To do
Here are some records. Copy each one exactly.

★ ★ ★ ★ ★

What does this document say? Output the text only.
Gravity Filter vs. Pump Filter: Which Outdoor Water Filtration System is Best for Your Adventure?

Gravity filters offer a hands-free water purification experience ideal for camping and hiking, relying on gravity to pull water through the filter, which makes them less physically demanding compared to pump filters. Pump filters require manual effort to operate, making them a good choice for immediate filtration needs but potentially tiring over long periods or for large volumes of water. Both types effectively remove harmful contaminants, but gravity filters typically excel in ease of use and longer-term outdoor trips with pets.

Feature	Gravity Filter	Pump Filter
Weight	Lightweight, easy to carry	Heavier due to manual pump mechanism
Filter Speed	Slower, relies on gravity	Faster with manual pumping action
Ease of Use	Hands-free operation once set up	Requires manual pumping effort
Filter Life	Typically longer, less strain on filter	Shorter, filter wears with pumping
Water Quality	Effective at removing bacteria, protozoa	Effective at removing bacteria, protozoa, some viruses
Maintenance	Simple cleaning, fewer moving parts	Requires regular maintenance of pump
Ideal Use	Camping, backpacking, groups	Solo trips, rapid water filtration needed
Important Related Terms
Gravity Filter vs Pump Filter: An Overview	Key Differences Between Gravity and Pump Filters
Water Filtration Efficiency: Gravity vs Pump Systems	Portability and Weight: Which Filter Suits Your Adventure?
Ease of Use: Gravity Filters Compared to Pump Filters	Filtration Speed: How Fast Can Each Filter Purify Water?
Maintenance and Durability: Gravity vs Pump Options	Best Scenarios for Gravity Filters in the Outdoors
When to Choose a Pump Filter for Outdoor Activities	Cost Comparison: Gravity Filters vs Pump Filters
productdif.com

★ ★ ★ ★ ★

Reply to the task
What does this document say? Output the text only.
Gravity Filter vs. Pump Filter: Which Outdoor Water Filtration System is Best for Your Adventure?

Gravity filters offer a hands-free water purification experience ideal for camping and hiking, relying on gravity to pull water through the filter, which makes them less physically demanding compared to pump filters. Pump filters require manual effort to operate, making them a good choice for immediate filtration needs but potentially tiring over long periods or for large volumes of water. Both types effectively remove harmful contaminants, but gravity filters typically excel in ease of use and longer-term outdoor trips with pets.

Feature	Gravity Filter	Pump Filter
Weight	Lightweight, easy to carry	Heavier due to manual pump mechanism
Filter Speed	Slower, relies on gravity	Faster with manual pumping action
Ease of Use	Hands-free operation once set up	Requires manual pumping effort
Filter Life	Typically longer, less strain on filter	Shorter, filter wears with pumping
Water Quality	Effective at removing bacteria, protozoa	Effective at removing bacteria, protozoa, some viruses
Maintenance	Simple cleaning, fewer moving parts	Requires regular maintenance of pump
Ideal Use	Camping, backpacking, groups	Solo trips, rapid water filtration needed
Important Related Terms
Gravity Filter vs Pump Filter: An Overview	Key Differences Between Gravity and Pump Filters
Water Filtration Efficiency: Gravity vs Pump Systems	Portability and Weight: Which Filter Suits Your Adventure?
Ease of Use: Gravity Filters Compared to Pump Filters	Filtration Speed: How Fast Can Each Filter Purify Water?
Maintenance and Durability: Gravity vs Pump Options	Best Scenarios for Gravity Filters in the Outdoors
When to Choose a Pump Filter for Outdoor Activities	Cost Comparison: Gravity Filters vs Pump Filters
productdif.com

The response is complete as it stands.